(Extracted data entries)
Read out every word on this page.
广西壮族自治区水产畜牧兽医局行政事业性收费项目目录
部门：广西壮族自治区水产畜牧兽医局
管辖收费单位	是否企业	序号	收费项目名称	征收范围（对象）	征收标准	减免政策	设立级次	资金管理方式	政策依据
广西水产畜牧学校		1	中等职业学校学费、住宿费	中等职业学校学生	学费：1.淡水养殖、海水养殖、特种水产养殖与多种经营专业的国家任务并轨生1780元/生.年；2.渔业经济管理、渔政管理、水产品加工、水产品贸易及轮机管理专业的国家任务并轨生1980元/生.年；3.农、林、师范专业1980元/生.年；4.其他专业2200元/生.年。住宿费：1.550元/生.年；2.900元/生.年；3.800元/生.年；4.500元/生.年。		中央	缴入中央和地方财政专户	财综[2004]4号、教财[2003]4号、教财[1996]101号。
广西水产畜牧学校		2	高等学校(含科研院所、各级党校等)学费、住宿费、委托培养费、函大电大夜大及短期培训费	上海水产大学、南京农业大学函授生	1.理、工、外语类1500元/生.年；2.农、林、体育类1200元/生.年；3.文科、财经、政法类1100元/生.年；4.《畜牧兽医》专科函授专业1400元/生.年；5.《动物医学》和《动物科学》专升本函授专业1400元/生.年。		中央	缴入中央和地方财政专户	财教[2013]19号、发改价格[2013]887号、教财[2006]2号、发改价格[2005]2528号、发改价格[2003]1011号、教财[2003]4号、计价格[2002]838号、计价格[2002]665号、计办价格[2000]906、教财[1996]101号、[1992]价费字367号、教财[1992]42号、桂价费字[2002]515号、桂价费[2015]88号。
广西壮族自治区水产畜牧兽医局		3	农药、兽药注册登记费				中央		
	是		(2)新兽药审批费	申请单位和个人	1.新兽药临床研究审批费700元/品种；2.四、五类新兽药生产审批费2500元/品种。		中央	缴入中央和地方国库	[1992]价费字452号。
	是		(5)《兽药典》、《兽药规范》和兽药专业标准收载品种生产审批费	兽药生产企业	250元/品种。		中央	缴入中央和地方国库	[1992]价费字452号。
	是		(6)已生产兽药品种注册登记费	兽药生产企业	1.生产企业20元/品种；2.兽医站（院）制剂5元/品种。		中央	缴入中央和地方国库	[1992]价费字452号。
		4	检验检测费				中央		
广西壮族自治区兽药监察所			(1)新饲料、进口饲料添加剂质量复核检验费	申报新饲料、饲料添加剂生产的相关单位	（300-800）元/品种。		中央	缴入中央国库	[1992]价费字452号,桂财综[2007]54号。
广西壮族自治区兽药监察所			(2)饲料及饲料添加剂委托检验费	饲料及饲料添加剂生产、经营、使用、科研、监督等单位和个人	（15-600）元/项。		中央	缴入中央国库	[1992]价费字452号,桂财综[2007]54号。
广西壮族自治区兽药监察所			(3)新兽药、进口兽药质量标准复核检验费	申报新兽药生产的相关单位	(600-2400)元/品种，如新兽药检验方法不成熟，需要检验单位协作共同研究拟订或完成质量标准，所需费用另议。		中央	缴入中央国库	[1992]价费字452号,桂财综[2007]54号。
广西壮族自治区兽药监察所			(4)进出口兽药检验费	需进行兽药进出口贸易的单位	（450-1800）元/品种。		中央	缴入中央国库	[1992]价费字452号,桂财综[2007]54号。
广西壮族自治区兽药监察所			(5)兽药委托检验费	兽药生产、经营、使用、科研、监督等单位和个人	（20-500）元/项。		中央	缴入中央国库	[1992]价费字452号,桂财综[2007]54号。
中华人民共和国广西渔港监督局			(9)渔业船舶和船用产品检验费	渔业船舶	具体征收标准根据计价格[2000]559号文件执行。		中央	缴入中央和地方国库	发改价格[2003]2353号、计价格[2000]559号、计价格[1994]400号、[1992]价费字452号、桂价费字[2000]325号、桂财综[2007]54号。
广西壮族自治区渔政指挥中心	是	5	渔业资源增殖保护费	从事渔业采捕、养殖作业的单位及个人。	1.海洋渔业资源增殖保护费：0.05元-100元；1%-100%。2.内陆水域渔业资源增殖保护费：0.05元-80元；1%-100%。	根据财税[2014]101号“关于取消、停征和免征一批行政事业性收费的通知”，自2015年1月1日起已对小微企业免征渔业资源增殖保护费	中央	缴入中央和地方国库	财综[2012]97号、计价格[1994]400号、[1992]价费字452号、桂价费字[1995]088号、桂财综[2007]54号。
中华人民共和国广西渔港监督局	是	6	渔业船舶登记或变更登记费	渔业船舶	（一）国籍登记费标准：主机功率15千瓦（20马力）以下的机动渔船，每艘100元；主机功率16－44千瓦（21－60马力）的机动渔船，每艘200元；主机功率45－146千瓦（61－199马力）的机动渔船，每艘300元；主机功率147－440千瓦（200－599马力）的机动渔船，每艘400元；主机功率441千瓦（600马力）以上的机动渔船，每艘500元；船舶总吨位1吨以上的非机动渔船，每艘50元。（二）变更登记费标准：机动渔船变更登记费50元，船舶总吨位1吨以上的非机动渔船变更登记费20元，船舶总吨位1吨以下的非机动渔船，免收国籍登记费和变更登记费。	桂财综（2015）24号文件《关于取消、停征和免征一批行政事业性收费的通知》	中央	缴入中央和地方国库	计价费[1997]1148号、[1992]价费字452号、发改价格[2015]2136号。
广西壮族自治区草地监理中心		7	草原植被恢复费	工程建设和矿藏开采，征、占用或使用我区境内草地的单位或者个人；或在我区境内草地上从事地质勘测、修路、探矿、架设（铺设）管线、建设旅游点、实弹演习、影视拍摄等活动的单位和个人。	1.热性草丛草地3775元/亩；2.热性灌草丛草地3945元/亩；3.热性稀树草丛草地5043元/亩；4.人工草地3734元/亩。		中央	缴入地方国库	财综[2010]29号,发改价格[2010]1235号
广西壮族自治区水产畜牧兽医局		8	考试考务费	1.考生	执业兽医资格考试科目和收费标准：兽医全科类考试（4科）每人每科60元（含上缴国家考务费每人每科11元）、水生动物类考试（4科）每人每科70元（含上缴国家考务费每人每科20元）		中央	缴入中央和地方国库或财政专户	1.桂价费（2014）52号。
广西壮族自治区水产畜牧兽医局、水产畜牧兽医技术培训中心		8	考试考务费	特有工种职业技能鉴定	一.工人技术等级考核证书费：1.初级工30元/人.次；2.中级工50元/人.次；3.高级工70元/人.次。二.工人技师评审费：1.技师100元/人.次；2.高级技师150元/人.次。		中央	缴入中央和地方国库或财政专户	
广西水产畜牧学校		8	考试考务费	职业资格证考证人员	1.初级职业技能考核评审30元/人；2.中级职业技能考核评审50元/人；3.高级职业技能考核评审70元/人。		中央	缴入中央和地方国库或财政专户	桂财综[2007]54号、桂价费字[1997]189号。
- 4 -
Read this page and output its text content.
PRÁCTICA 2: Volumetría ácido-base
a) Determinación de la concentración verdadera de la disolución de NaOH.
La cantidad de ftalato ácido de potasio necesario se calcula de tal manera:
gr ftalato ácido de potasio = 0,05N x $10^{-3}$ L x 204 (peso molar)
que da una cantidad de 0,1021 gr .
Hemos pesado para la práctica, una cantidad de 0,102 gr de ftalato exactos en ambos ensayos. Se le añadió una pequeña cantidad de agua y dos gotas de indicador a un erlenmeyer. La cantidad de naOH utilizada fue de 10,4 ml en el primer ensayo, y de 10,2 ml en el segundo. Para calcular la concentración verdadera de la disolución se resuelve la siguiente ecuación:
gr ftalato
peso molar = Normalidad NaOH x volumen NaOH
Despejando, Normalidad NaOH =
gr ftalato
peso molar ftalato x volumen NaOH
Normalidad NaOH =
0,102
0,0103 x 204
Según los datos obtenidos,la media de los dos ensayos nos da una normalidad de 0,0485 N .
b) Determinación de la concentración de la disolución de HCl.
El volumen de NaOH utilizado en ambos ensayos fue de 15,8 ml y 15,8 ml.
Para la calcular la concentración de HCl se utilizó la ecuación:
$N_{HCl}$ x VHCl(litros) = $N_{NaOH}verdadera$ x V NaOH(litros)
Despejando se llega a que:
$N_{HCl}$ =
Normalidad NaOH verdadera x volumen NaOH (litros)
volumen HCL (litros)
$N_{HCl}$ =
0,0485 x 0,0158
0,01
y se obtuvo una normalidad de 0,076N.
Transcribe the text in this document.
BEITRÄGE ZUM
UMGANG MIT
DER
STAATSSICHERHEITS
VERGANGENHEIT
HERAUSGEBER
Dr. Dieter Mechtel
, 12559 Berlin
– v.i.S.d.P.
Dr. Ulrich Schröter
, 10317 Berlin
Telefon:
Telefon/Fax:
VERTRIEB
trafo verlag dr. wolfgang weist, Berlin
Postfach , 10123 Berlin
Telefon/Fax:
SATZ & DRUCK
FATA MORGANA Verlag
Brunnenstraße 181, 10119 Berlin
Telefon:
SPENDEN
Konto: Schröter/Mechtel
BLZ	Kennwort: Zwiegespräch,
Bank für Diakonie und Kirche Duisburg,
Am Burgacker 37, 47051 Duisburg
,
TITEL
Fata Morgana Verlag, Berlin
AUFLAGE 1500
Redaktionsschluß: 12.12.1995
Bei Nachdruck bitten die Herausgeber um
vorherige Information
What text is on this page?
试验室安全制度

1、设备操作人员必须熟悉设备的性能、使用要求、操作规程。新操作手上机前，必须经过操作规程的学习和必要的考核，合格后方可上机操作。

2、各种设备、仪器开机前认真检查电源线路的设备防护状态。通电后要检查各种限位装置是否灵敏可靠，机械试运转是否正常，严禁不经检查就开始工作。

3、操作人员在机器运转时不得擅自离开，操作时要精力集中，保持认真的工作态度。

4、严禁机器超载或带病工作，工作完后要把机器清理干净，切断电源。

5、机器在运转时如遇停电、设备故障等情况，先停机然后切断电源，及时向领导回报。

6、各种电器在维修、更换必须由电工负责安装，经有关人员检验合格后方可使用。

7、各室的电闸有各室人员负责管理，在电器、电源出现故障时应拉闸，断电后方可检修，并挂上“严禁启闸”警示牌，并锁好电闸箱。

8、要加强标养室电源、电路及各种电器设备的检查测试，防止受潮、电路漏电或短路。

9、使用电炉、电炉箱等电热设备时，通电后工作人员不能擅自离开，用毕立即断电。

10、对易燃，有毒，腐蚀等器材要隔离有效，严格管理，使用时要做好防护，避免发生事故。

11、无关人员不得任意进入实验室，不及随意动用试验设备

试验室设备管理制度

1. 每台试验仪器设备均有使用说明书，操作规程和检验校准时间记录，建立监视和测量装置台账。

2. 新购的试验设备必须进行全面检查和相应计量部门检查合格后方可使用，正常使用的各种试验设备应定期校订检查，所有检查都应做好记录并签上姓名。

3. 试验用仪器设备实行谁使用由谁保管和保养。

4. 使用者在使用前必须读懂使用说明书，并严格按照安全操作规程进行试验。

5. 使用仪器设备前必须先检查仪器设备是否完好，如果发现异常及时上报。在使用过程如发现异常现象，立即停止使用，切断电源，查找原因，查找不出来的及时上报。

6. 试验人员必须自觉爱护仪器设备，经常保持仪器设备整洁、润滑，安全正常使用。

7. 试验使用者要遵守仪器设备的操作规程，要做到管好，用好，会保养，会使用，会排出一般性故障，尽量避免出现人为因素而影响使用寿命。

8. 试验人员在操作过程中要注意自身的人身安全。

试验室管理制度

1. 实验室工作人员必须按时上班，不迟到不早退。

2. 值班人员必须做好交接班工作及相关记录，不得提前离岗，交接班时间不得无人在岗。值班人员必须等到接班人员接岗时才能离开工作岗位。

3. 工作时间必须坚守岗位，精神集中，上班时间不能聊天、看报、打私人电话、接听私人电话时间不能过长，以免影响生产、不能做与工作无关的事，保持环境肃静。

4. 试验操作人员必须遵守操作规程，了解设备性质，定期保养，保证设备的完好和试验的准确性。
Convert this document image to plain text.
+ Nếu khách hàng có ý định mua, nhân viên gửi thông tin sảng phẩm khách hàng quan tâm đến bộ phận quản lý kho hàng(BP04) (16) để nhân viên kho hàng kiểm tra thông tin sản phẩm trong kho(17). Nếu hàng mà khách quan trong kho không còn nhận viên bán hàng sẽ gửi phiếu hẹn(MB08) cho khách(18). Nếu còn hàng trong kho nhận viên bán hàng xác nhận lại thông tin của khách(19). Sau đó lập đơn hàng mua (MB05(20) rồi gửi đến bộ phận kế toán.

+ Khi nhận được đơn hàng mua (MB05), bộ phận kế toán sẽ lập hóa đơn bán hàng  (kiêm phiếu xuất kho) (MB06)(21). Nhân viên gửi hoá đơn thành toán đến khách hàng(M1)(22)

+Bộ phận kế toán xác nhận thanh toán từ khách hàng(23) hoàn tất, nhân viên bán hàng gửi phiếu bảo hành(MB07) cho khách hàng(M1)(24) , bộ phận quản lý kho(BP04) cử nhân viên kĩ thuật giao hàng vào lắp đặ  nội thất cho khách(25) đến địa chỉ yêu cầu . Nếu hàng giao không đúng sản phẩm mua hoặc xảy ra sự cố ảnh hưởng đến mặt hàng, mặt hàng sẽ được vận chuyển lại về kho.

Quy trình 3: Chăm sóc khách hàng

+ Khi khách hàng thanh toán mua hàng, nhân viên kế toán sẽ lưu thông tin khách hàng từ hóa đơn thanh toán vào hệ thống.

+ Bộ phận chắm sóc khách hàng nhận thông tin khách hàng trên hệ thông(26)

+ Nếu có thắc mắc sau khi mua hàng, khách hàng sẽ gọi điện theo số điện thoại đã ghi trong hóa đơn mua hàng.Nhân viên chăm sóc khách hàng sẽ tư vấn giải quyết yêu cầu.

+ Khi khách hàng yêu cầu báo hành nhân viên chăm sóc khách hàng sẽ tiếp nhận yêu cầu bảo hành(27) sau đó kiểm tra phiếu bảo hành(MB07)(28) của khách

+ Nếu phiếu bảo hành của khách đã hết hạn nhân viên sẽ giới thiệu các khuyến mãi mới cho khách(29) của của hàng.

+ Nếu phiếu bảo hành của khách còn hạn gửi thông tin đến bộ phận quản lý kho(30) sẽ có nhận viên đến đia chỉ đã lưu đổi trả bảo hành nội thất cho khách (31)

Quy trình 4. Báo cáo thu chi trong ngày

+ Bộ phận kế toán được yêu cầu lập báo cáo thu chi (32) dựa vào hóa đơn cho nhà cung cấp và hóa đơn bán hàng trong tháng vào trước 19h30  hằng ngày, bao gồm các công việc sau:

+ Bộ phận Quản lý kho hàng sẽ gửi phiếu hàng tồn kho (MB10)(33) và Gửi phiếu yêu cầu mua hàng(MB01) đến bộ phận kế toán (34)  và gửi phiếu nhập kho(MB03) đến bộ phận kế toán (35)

# To be done
Where a line of the entries contains the word "ácido", copy that line.

# Complete response
PRÁCTICA 2: Volumetría ácido-base
La cantidad de ftalato ácido de potasio necesario se calcula de tal manera:
gr ftalato ácido de potasio = 0,05N x $10^{-3}$ L x 204 (peso molar)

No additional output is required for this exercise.